— begin —

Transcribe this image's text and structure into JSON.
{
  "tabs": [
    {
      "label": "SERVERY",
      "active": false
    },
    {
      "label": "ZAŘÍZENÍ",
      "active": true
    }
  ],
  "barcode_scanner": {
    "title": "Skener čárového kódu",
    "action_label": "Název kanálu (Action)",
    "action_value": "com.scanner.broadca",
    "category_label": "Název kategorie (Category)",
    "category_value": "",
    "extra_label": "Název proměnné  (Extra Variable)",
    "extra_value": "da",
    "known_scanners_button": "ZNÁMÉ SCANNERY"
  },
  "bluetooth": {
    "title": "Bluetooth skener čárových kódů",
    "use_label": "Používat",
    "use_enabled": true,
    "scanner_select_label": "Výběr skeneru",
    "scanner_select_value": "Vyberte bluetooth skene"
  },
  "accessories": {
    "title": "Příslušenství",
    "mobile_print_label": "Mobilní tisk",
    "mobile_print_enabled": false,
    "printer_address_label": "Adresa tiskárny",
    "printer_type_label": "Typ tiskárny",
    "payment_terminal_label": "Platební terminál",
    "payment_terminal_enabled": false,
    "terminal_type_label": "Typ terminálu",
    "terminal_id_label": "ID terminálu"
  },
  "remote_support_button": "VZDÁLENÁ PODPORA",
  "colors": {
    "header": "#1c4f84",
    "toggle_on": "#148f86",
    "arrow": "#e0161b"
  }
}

— end —

### Job:
Copy all of the material word for word.

### Answer to the problem:
Transcribe this image's text and structure into JSON.
{
  "tabs": [
    {
      "label": "SERVERY",
      "active": false
    },
    {
      "label": "ZAŘÍZENÍ",
      "active": true
    }
  ],
  "barcode_scanner": {
    "title": "Skener čárového kódu",
    "action_label": "Název kanálu (Action)",
    "action_value": "com.scanner.broadca",
    "category_label": "Název kategorie (Category)",
    "category_value": "",
    "extra_label": "Název proměnné  (Extra Variable)",
    "extra_value": "da",
    "known_scanners_button": "ZNÁMÉ SCANNERY"
  },
  "bluetooth": {
    "title": "Bluetooth skener čárových kódů",
    "use_label": "Používat",
    "use_enabled": true,
    "scanner_select_label": "Výběr skeneru",
    "scanner_select_value": "Vyberte bluetooth skene"
  },
  "accessories": {
    "title": "Příslušenství",
    "mobile_print_label": "Mobilní tisk",
    "mobile_print_enabled": false,
    "printer_address_label": "Adresa tiskárny",
    "printer_type_label": "Typ tiskárny",
    "payment_terminal_label": "Platební terminál",
    "payment_terminal_enabled": false,
    "terminal_type_label": "Typ terminálu",
    "terminal_id_label": "ID terminálu"
  },
  "remote_support_button": "VZDÁLENÁ PODPORA",
  "colors": {
    "header": "#1c4f84",
    "toggle_on": "#148f86",
    "arrow": "#e0161b"
  }
}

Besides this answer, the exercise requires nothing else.